* [YOUR OBJECTIVE] Your task is to transcribe all of the data below exactly, omitting the images.

* START PROVIDED DATA *

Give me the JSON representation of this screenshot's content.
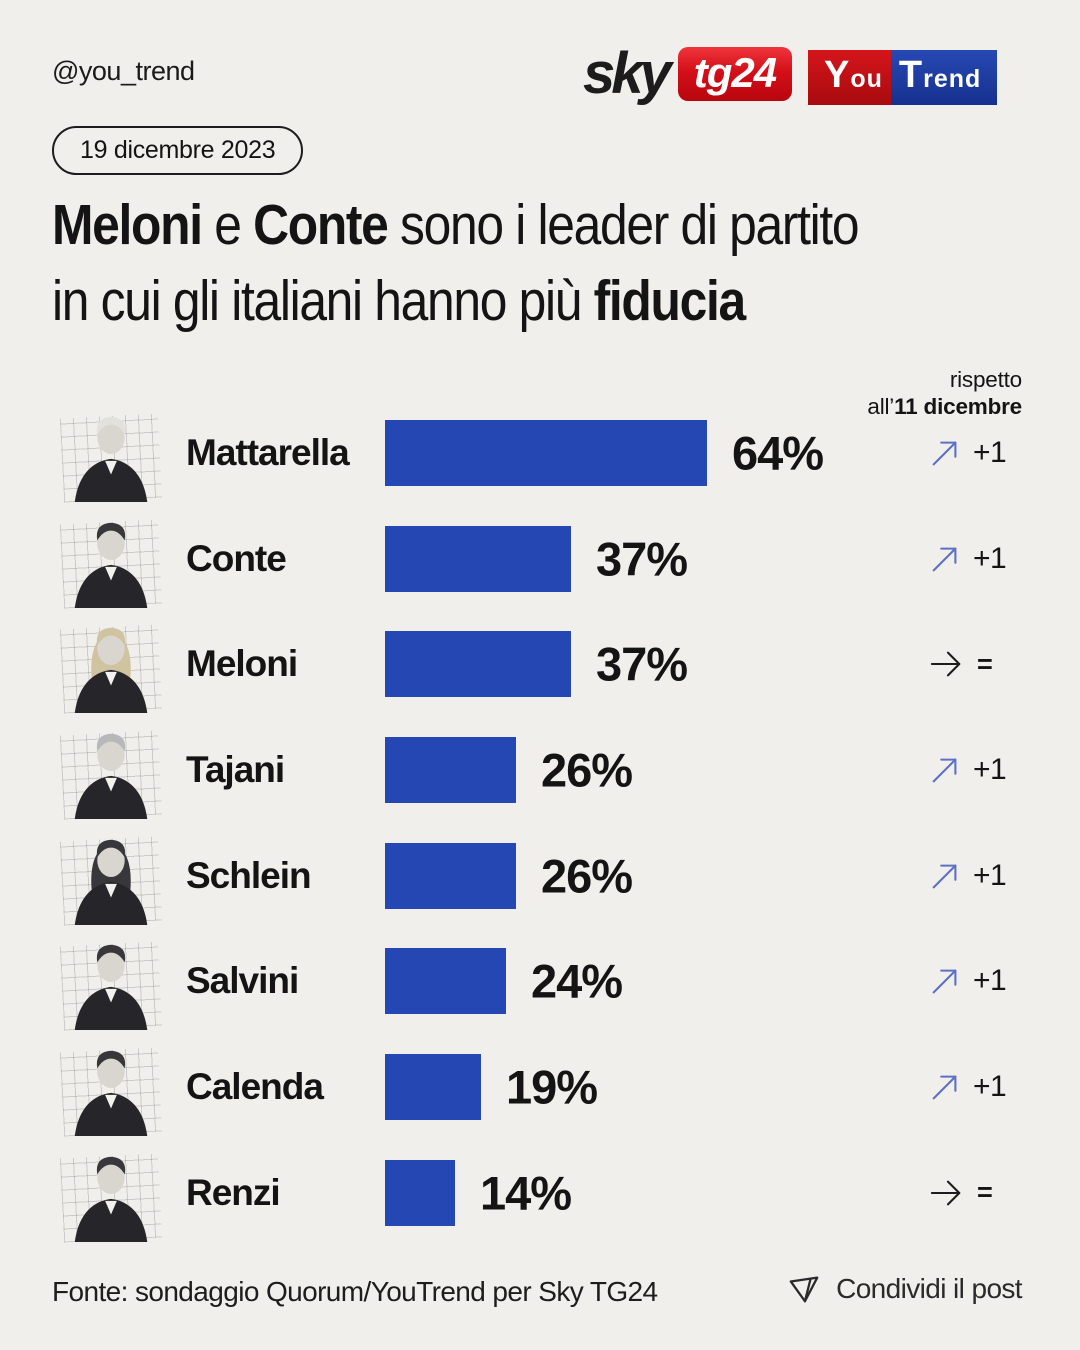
{
  "header": {
    "handle": "@you_trend",
    "sky_logo": {
      "sky": "sky",
      "tg24": "tg24"
    },
    "youtrend_logo": {
      "you": "You",
      "trend": "Trend"
    }
  },
  "date_badge": "19 dicembre 2023",
  "title": {
    "bold_1": "Meloni",
    "mid_1": " e ",
    "bold_2": "Conte",
    "rest_line1": " sono i leader di partito",
    "rest_line2": "in cui gli italiani hanno più ",
    "bold_3": "fiducia"
  },
  "compare_note": {
    "line1": "rispetto",
    "line2_prefix": "all’",
    "line2_bold": "11 dicembre"
  },
  "chart_data": {
    "type": "bar",
    "orientation": "horizontal",
    "title": "Meloni e Conte sono i leader di partito in cui gli italiani hanno più fiducia",
    "unit": "%",
    "xlim": [
      0,
      100
    ],
    "grid": false,
    "legend": "none",
    "note": "variazione rispetto all'11 dicembre",
    "bar_color": "#2547b3",
    "trend_up_color": "#5d70c5",
    "trend_flat_color": "#1c1c1c",
    "categories": [
      "Mattarella",
      "Conte",
      "Meloni",
      "Tajani",
      "Schlein",
      "Salvini",
      "Calenda",
      "Renzi"
    ],
    "values": [
      64,
      37,
      37,
      26,
      26,
      24,
      19,
      14
    ],
    "rows": [
      {
        "name": "Mattarella",
        "value": 64,
        "label": "64%",
        "change": "+1",
        "direction": "up",
        "photo": "mattarella-portrait",
        "hair": "white",
        "long_hair": false
      },
      {
        "name": "Conte",
        "value": 37,
        "label": "37%",
        "change": "+1",
        "direction": "up",
        "photo": "conte-portrait",
        "hair": "dark",
        "long_hair": false
      },
      {
        "name": "Meloni",
        "value": 37,
        "label": "37%",
        "change": "=",
        "direction": "same",
        "photo": "meloni-portrait",
        "hair": "blonde",
        "long_hair": true
      },
      {
        "name": "Tajani",
        "value": 26,
        "label": "26%",
        "change": "+1",
        "direction": "up",
        "photo": "tajani-portrait",
        "hair": "gray",
        "long_hair": false
      },
      {
        "name": "Schlein",
        "value": 26,
        "label": "26%",
        "change": "+1",
        "direction": "up",
        "photo": "schlein-portrait",
        "hair": "dark",
        "long_hair": true
      },
      {
        "name": "Salvini",
        "value": 24,
        "label": "24%",
        "change": "+1",
        "direction": "up",
        "photo": "salvini-portrait",
        "hair": "dark",
        "long_hair": false
      },
      {
        "name": "Calenda",
        "value": 19,
        "label": "19%",
        "change": "+1",
        "direction": "up",
        "photo": "calenda-portrait",
        "hair": "dark",
        "long_hair": false
      },
      {
        "name": "Renzi",
        "value": 14,
        "label": "14%",
        "change": "=",
        "direction": "same",
        "photo": "renzi-portrait",
        "hair": "dark",
        "long_hair": false
      }
    ]
  },
  "footer": {
    "source": "Fonte: sondaggio Quorum/YouTrend per Sky TG24",
    "share_label": "Condividi il post"
  },
  "colors": {
    "background": "#f0efec",
    "bar": "#2547b3",
    "trend_up_arrow": "#5d70c5",
    "sky_red": "#d40f18",
    "youtrend_red": "#c20d12",
    "youtrend_blue": "#1e3ea6",
    "text": "#141414"
  }
}
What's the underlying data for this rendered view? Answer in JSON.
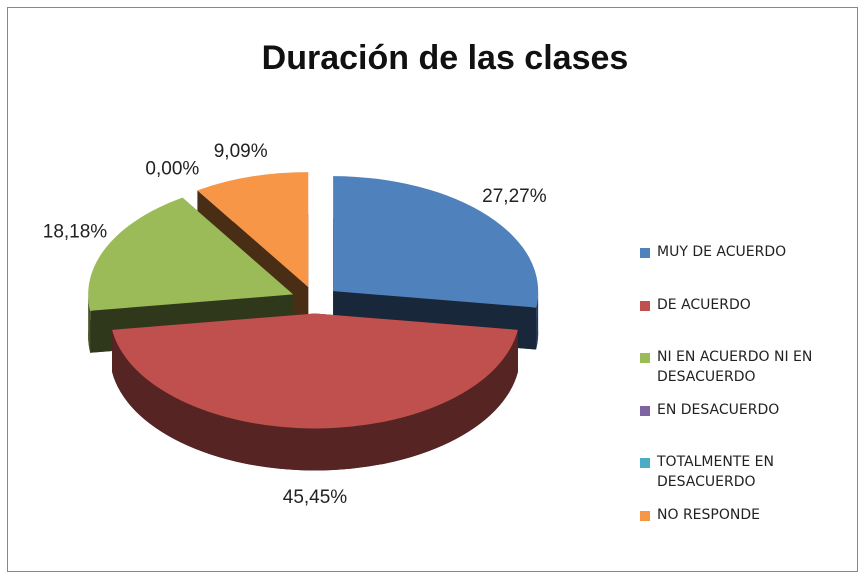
{
  "chart_data": {
    "type": "pie",
    "title": "Duración de las clases",
    "categories": [
      "MUY DE ACUERDO",
      "DE ACUERDO",
      "NI EN ACUERDO NI EN DESACUERDO",
      "EN DESACUERDO",
      "TOTALMENTE EN DESACUERDO",
      "NO RESPONDE"
    ],
    "values": [
      27.27,
      45.45,
      18.18,
      0,
      0,
      9.09
    ],
    "value_labels": [
      "27,27%",
      "45,45%",
      "18,18%",
      "0,00%",
      null,
      "9,09%"
    ],
    "colors": [
      "#4f81bd",
      "#c0504d",
      "#9bbb59",
      "#8064a2",
      "#4bacc6",
      "#f79646"
    ],
    "legend": "right"
  }
}
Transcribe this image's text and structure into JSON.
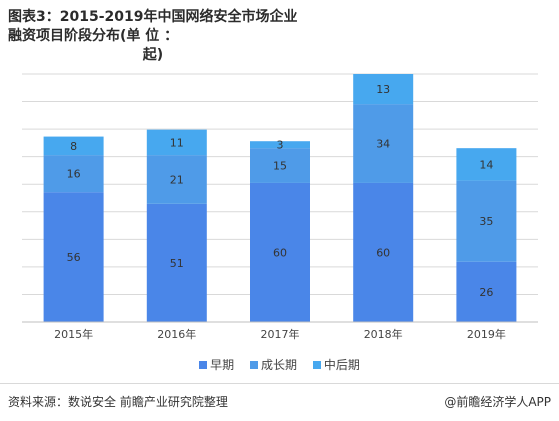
{
  "title": {
    "line1": "图表3：2015-2019年中国网络安全市场企业融资项目阶段分布(单 位 ：",
    "line2": "起)"
  },
  "footer": {
    "source": "资料来源：数说安全 前瞻产业研究院整理",
    "brand": "@前瞻经济学人APP"
  },
  "colors": {
    "early": "#4a86e8",
    "growth": "#4f9be8",
    "mid": "#47a8ef",
    "grid": "#d9d9d9",
    "axis": "#bfbfbf"
  },
  "chart_data": {
    "type": "bar",
    "stacked": true,
    "categories": [
      "2015年",
      "2016年",
      "2017年",
      "2018年",
      "2019年"
    ],
    "series": [
      {
        "name": "早期",
        "values": [
          56,
          51,
          60,
          60,
          26
        ]
      },
      {
        "name": "成长期",
        "values": [
          16,
          21,
          15,
          34,
          35
        ]
      },
      {
        "name": "中后期",
        "values": [
          8,
          11,
          3,
          13,
          14
        ]
      }
    ],
    "title": "图表3：2015-2019年中国网络安全市场企业融资项目阶段分布(单 位 ：起)",
    "legend_position": "bottom",
    "grid": true
  }
}
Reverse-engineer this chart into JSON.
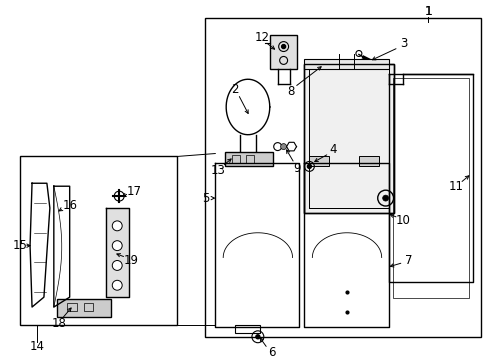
{
  "bg_color": "#ffffff",
  "line_color": "#000000",
  "fig_width": 4.89,
  "fig_height": 3.6,
  "dpi": 100
}
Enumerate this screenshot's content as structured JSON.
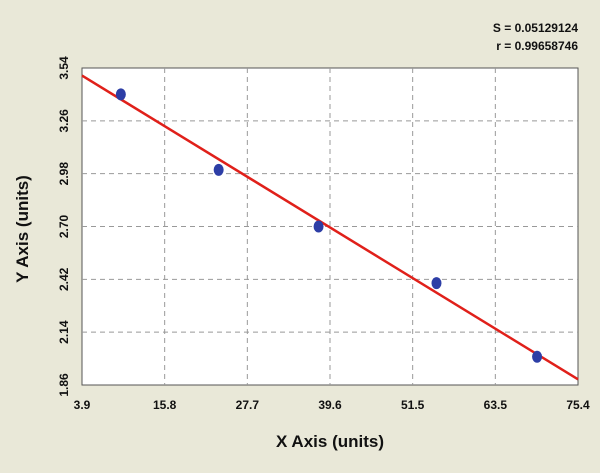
{
  "chart_data": {
    "type": "scatter",
    "title": "",
    "xlabel": "X Axis (units)",
    "ylabel": "Y Axis (units)",
    "xlim": [
      3.9,
      75.4
    ],
    "ylim": [
      1.86,
      3.54
    ],
    "x_ticks": [
      "3.9",
      "15.8",
      "27.7",
      "39.6",
      "51.5",
      "63.5",
      "75.4"
    ],
    "y_ticks": [
      "1.86",
      "2.14",
      "2.42",
      "2.70",
      "2.98",
      "3.26",
      "3.54"
    ],
    "grid": true,
    "stats": {
      "s": "S = 0.05129124",
      "r": "r = 0.99658746"
    },
    "series": [
      {
        "points": [
          {
            "x": 9.5,
            "y": 3.4
          },
          {
            "x": 23.6,
            "y": 3.0
          },
          {
            "x": 38.0,
            "y": 2.7
          },
          {
            "x": 55.0,
            "y": 2.4
          },
          {
            "x": 69.5,
            "y": 2.01
          }
        ],
        "color": "#2d3ea6"
      }
    ],
    "fit_line": {
      "x": [
        3.9,
        75.4
      ],
      "y": [
        3.5,
        1.89
      ],
      "color": "#e0201a"
    }
  }
}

* END PROVIDED DATA *

* [RESPONSE TO THE EXERCISE]
Give me the JSON representation of this screenshot's content.
{
  "header": {
    "handle": "@you_trend",
    "sky_logo": {
      "sky": "sky",
      "tg24": "tg24"
    },
    "youtrend_logo": {
      "you": "You",
      "trend": "Trend"
    }
  },
  "date_badge": "19 dicembre 2023",
  "title": {
    "bold_1": "Meloni",
    "mid_1": " e ",
    "bold_2": "Conte",
    "rest_line1": " sono i leader di partito",
    "rest_line2": "in cui gli italiani hanno più ",
    "bold_3": "fiducia"
  },
  "compare_note": {
    "line1": "rispetto",
    "line2_prefix": "all’",
    "line2_bold": "11 dicembre"
  },
  "chart_data": {
    "type": "bar",
    "orientation": "horizontal",
    "title": "Meloni e Conte sono i leader di partito in cui gli italiani hanno più fiducia",
    "unit": "%",
    "xlim": [
      0,
      100
    ],
    "grid": false,
    "legend": "none",
    "note": "variazione rispetto all'11 dicembre",
    "bar_color": "#2547b3",
    "trend_up_color": "#5d70c5",
    "trend_flat_color": "#1c1c1c",
    "categories": [
      "Mattarella",
      "Conte",
      "Meloni",
      "Tajani",
      "Schlein",
      "Salvini",
      "Calenda",
      "Renzi"
    ],
    "values": [
      64,
      37,
      37,
      26,
      26,
      24,
      19,
      14
    ],
    "rows": [
      {
        "name": "Mattarella",
        "value": 64,
        "label": "64%",
        "change": "+1",
        "direction": "up",
        "photo": "mattarella-portrait",
        "hair": "white",
        "long_hair": false
      },
      {
        "name": "Conte",
        "value": 37,
        "label": "37%",
        "change": "+1",
        "direction": "up",
        "photo": "conte-portrait",
        "hair": "dark",
        "long_hair": false
      },
      {
        "name": "Meloni",
        "value": 37,
        "label": "37%",
        "change": "=",
        "direction": "same",
        "photo": "meloni-portrait",
        "hair": "blonde",
        "long_hair": true
      },
      {
        "name": "Tajani",
        "value": 26,
        "label": "26%",
        "change": "+1",
        "direction": "up",
        "photo": "tajani-portrait",
        "hair": "gray",
        "long_hair": false
      },
      {
        "name": "Schlein",
        "value": 26,
        "label": "26%",
        "change": "+1",
        "direction": "up",
        "photo": "schlein-portrait",
        "hair": "dark",
        "long_hair": true
      },
      {
        "name": "Salvini",
        "value": 24,
        "label": "24%",
        "change": "+1",
        "direction": "up",
        "photo": "salvini-portrait",
        "hair": "dark",
        "long_hair": false
      },
      {
        "name": "Calenda",
        "value": 19,
        "label": "19%",
        "change": "+1",
        "direction": "up",
        "photo": "calenda-portrait",
        "hair": "dark",
        "long_hair": false
      },
      {
        "name": "Renzi",
        "value": 14,
        "label": "14%",
        "change": "=",
        "direction": "same",
        "photo": "renzi-portrait",
        "hair": "dark",
        "long_hair": false
      }
    ]
  },
  "footer": {
    "source": "Fonte: sondaggio Quorum/YouTrend per Sky TG24",
    "share_label": "Condividi il post"
  },
  "colors": {
    "background": "#f0efec",
    "bar": "#2547b3",
    "trend_up_arrow": "#5d70c5",
    "sky_red": "#d40f18",
    "youtrend_red": "#c20d12",
    "youtrend_blue": "#1e3ea6",
    "text": "#141414"
  }
}
What's the underlying data for this rendered view? Answer in JSON.
{
  "chart_data": {
    "type": "pie",
    "title": "Duración de las clases",
    "categories": [
      "MUY DE ACUERDO",
      "DE ACUERDO",
      "NI EN ACUERDO NI EN DESACUERDO",
      "EN DESACUERDO",
      "TOTALMENTE EN DESACUERDO",
      "NO RESPONDE"
    ],
    "values": [
      27.27,
      45.45,
      18.18,
      0,
      0,
      9.09
    ],
    "value_labels": [
      "27,27%",
      "45,45%",
      "18,18%",
      "0,00%",
      null,
      "9,09%"
    ],
    "colors": [
      "#4f81bd",
      "#c0504d",
      "#9bbb59",
      "#8064a2",
      "#4bacc6",
      "#f79646"
    ],
    "legend": "right"
  }
}
Transcribe this image's text and structure into JSON.
{
  "title": {
    "line1": "图表3：2015-2019年中国网络安全市场企业融资项目阶段分布(单 位 ：",
    "line2": "起)"
  },
  "footer": {
    "source": "资料来源：数说安全 前瞻产业研究院整理",
    "brand": "@前瞻经济学人APP"
  },
  "colors": {
    "early": "#4a86e8",
    "growth": "#4f9be8",
    "mid": "#47a8ef",
    "grid": "#d9d9d9",
    "axis": "#bfbfbf"
  },
  "chart_data": {
    "type": "bar",
    "stacked": true,
    "categories": [
      "2015年",
      "2016年",
      "2017年",
      "2018年",
      "2019年"
    ],
    "series": [
      {
        "name": "早期",
        "values": [
          56,
          51,
          60,
          60,
          26
        ]
      },
      {
        "name": "成长期",
        "values": [
          16,
          21,
          15,
          34,
          35
        ]
      },
      {
        "name": "中后期",
        "values": [
          8,
          11,
          3,
          13,
          14
        ]
      }
    ],
    "title": "图表3：2015-2019年中国网络安全市场企业融资项目阶段分布(单 位 ：起)",
    "legend_position": "bottom",
    "grid": true
  }
}
Reverse-engineer this chart into JSON.
{
  "bg_color": "#ffffff",
  "line_color": "#000000",
  "fig_width": 4.89,
  "fig_height": 3.6,
  "dpi": 100
}
Enumerate this screenshot's content as structured JSON.
{
  "chart_data": {
    "type": "scatter",
    "title": "",
    "xlabel": "X Axis (units)",
    "ylabel": "Y Axis (units)",
    "xlim": [
      3.9,
      75.4
    ],
    "ylim": [
      1.86,
      3.54
    ],
    "x_ticks": [
      "3.9",
      "15.8",
      "27.7",
      "39.6",
      "51.5",
      "63.5",
      "75.4"
    ],
    "y_ticks": [
      "1.86",
      "2.14",
      "2.42",
      "2.70",
      "2.98",
      "3.26",
      "3.54"
    ],
    "grid": true,
    "stats": {
      "s": "S = 0.05129124",
      "r": "r = 0.99658746"
    },
    "series": [
      {
        "points": [
          {
            "x": 9.5,
            "y": 3.4
          },
          {
            "x": 23.6,
            "y": 3.0
          },
          {
            "x": 38.0,
            "y": 2.7
          },
          {
            "x": 55.0,
            "y": 2.4
          },
          {
            "x": 69.5,
            "y": 2.01
          }
        ],
        "color": "#2d3ea6"
      }
    ],
    "fit_line": {
      "x": [
        3.9,
        75.4
      ],
      "y": [
        3.5,
        1.89
      ],
      "color": "#e0201a"
    }
  }
}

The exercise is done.